A cura di Daniela Scafaro
Per Kaufman la
mascolinità è "spaventosamente fragile", esiste solo nella mente degli uomini come
un'ideologia, un codice di comportamenti. Essere maschi è
qualcosa che viene appreso. Ma allora come si
diventa uomini veri?
Nella nostra società
occidentale la competizione, il timore di essere considerati dei deboli, il
controllo dei sentimenti sono tutti elementi che modellano il modo di essere
uomo e che originano dalla costante opposizione alla femminilità (definita in
senso stereotipato). È attraverso questa continua contrapposizione che si viene
pian piano educati, a partire dal confronto con le figure significative (che
sanzionano positivamente o negativamente l'abbigliamento, i comportamenti, i
giochi, lo sport, l'esibizione delle emozioni etc.), al ruolo di maschio.
Come sostiene Badinter "La virilità non è innata va costruita o per
così dire fabbricata; l'uomo è quindi in un certo senso un artefatto e, in
quanto tale, corre sempre il rischio di essere colto in fallo". L'inarrestabile
impulso a dover provare/dimostrare la propria virilità induce gli uomini a
prendere nettamente le distanze da tutto ciò che è considerato femminile.
Come infatti scrive Cappotto, essere un
uomo significa primariamente non essere
una donna e di conseguenza provare a se stesso e agli altri, anche attraverso
atti intimidatori e violenti, di non desiderare altri uomini (e di non voler
essere desiderato da loro).
La paura di essere
considerato omosessuale è un elemento determinante nella composizione del ruolo
maschile tradizionale; ogni sospetto di omosessualità viene infatti sentito
come un tradimento che mette in questione l'identità dell'individuo. Quando a
qualcuno viene rivolto l'insulto "frocio!" si denuncia, nella maggior parte dei
casi, il mancato rispecchiamento degli attributi maschili piuttosto che il
reale orientamento sessuale della persona. Chi viene etichettato come
omosessuale è considerato come un disertore del genere cui naturalmente
appartiene. È stato il sociologo francese
Daniel Welzer-Lang il primo a cogliere la stretta connessione tra
omofobia e sessismo. Secondo l'autore l'omofobia generale non è che una manifestazione
del sessismo ovvero della discriminazione delle persone in ragione del loro
genere (maschile/femminile); in quanto tale essa investe tutti coloro i cui comportamenti non si
conformano ai ruoli socio-sessuali prestabiliti. In questo senso l'omofobia
richiama costantemente gli individui alla loro appartenenza al genere "giusto",
fungendo quasi da "sentinella" delle frontiere sessuali.

[Elenchi di regioni ed etichette]
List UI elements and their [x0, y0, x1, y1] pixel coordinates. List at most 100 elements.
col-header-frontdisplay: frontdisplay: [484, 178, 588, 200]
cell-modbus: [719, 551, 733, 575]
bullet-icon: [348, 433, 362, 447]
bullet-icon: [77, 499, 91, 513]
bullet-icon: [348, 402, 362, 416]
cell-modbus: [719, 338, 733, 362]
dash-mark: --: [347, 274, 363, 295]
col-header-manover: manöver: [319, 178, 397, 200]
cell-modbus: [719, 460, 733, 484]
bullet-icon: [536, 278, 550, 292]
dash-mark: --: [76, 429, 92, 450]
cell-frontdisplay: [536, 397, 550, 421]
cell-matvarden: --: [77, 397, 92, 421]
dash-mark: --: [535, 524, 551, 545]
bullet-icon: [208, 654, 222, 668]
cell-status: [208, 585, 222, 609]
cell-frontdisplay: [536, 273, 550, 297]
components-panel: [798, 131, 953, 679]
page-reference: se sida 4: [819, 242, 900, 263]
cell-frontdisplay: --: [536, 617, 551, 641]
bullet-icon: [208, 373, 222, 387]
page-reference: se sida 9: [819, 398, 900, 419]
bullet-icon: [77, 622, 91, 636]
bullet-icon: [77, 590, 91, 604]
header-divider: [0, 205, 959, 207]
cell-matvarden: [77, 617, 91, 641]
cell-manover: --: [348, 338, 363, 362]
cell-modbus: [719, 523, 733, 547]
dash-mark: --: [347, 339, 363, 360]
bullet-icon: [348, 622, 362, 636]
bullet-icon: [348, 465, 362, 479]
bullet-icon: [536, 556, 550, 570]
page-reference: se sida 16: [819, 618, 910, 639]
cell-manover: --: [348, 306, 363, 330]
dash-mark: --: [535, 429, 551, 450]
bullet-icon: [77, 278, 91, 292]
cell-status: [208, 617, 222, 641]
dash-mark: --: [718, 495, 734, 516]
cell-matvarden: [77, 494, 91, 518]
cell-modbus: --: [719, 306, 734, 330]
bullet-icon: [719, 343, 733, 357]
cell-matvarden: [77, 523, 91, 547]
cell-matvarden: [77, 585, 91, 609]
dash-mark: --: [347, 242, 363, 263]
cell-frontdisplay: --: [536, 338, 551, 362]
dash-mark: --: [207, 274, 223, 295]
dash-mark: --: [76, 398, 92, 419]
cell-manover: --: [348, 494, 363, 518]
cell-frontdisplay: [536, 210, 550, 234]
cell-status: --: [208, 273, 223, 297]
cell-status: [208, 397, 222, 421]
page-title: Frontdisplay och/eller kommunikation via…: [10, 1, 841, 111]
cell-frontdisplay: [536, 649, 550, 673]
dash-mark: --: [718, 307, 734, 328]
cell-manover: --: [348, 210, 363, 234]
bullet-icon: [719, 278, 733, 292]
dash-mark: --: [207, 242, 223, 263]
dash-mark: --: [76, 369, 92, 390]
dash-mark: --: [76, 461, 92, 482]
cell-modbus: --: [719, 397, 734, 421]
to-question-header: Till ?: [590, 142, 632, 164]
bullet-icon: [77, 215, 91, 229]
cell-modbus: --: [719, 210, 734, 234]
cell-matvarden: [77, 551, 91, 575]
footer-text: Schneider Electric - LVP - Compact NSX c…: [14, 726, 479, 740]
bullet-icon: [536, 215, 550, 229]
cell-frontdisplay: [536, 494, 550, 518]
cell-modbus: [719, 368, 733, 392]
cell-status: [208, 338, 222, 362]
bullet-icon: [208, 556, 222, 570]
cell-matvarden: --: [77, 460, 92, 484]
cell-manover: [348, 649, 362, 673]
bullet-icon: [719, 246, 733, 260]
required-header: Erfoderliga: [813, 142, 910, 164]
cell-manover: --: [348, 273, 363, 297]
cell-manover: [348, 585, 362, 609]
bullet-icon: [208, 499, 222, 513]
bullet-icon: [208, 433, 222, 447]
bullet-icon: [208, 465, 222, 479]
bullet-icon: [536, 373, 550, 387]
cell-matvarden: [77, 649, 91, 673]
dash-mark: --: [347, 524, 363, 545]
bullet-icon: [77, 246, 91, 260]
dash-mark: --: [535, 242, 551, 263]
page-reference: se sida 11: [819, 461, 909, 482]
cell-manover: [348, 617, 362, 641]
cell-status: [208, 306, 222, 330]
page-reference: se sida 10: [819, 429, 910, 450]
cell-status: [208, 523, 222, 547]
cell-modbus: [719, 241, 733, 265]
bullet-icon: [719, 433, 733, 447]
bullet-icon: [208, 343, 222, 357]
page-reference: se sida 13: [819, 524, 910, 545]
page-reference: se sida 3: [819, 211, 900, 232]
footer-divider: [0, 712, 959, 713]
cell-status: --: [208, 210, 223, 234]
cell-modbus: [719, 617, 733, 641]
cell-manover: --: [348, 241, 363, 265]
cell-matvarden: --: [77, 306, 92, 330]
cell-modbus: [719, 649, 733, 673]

* * *

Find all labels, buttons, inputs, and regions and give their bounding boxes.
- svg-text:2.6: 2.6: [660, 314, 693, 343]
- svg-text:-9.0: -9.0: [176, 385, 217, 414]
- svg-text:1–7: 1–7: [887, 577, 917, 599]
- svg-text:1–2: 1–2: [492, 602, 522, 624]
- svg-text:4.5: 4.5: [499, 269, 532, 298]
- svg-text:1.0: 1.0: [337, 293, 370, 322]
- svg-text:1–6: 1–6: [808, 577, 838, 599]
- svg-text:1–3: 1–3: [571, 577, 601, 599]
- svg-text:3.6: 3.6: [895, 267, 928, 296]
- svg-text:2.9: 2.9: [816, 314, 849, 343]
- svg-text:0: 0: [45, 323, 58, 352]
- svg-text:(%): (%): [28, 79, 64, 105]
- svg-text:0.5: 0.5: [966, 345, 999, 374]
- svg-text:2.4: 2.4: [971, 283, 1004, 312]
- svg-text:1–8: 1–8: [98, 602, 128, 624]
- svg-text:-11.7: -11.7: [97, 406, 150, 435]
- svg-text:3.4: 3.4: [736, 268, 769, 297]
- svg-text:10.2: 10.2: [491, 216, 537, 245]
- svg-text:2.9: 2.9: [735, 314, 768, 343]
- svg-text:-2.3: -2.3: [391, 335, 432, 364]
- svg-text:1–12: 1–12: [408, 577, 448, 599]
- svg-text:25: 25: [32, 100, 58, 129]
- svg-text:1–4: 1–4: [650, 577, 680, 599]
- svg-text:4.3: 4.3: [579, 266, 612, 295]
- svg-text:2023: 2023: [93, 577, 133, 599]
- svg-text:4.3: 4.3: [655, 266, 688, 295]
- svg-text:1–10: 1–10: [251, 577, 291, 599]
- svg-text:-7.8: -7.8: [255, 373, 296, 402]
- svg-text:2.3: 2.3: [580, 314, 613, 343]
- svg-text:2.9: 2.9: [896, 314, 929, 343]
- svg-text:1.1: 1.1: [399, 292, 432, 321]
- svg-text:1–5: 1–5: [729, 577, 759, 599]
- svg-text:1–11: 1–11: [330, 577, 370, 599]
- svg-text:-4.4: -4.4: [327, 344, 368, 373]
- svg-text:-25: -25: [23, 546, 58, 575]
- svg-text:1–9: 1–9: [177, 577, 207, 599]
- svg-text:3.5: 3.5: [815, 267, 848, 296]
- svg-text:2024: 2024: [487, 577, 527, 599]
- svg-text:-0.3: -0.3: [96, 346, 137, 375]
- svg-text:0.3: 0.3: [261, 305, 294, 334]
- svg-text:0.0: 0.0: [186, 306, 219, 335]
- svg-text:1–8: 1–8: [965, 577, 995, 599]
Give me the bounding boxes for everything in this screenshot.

==

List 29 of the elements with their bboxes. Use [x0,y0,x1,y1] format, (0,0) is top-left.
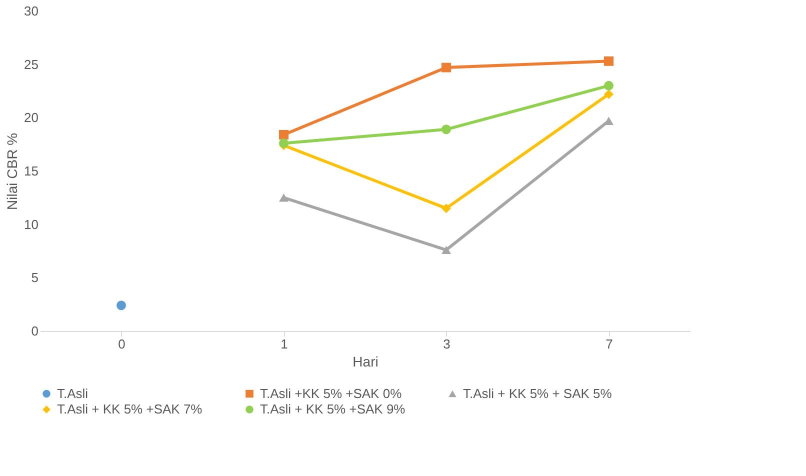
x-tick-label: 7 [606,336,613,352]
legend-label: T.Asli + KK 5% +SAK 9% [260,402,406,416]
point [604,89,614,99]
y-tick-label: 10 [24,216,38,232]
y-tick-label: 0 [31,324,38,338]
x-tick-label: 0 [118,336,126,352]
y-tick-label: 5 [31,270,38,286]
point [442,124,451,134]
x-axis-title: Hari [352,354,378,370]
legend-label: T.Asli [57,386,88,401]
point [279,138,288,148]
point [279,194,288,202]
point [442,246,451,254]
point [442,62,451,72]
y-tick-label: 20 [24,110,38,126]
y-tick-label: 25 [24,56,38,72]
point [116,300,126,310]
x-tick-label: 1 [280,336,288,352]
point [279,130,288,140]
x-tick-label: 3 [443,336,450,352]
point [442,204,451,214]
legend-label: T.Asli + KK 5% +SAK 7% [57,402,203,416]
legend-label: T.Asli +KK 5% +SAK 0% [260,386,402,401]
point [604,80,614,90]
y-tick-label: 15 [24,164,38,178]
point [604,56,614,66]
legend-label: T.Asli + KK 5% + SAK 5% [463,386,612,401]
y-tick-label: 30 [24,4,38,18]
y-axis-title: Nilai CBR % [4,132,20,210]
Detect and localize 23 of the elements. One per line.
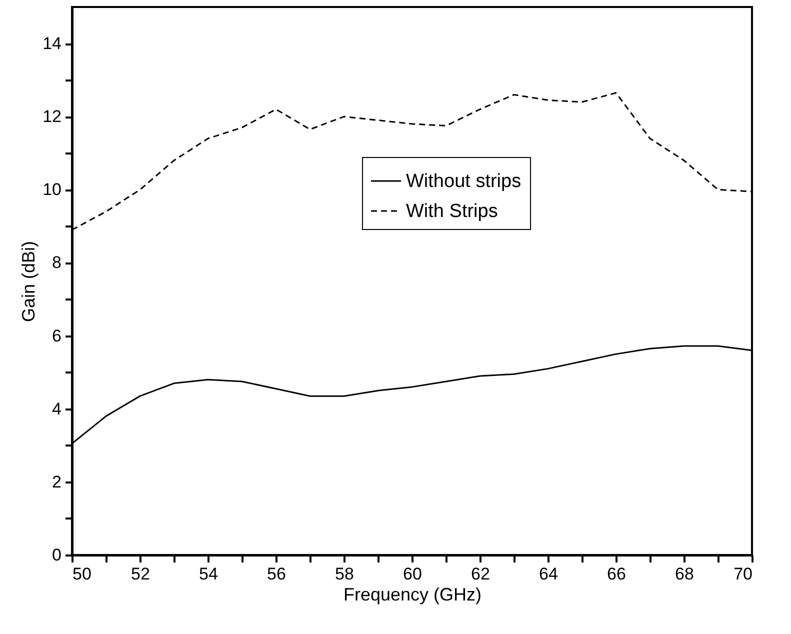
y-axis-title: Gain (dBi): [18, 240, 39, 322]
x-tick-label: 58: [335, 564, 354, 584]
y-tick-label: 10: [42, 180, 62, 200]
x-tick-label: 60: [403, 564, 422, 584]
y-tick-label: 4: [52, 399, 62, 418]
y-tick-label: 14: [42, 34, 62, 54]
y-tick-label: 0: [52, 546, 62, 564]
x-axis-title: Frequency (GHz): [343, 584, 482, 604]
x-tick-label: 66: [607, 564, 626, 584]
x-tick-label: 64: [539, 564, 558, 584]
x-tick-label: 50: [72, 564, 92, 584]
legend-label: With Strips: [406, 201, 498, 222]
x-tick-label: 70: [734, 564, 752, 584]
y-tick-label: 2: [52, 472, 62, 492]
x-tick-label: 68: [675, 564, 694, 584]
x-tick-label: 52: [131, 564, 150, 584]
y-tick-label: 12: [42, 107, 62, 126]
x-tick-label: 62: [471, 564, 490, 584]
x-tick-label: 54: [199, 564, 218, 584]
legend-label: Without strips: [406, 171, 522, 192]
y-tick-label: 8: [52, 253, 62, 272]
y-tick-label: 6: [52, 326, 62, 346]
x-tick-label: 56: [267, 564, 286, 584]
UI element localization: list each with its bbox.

Obiettivi
1) Secondo il brano selezionato, perché l'omofobia investe tutti coloro i cui comportamenti non si conformano ai ruoli socio-sessuali prestabiliti? Rispondi in una, due o tre frasi.
2) Le affermazioni seguenti concordano con il brano selezionato? Per ciascuna rispondi sì o no e cita alla lettera le parole decisive del brano.
(a) Per Kaufman la mascolinità esiste solo nella mente degli uomini.
(b) Secondo Badinter la virilità è innata.
(c) Chi rivolge l'insulto "frocio!" denuncia soprattutto il reale orientamento sessuale della persona.

Risultati per compito
1) Secondo Welzer-Lang, l'omofobia generale non è che una manifestazione del sessismo, cioè della discriminazione delle persone in ragione del loro genere (maschile/femminile). In quanto tale, colpisce chiunque non si conformi ai ruoli socio-sessuali prestabiliti.

2)
(a) Sì: "esiste solo nella mente degli uomini come un'ideologia, un codice di comportamenti".
(b) No: "La virilità non è innata va costruita o per così dire fabbricata".
(c) No: "si denuncia, nella maggior parte dei casi, il mancato rispecchiamento degli attributi maschili piuttosto che il reale orientamento sessuale della persona".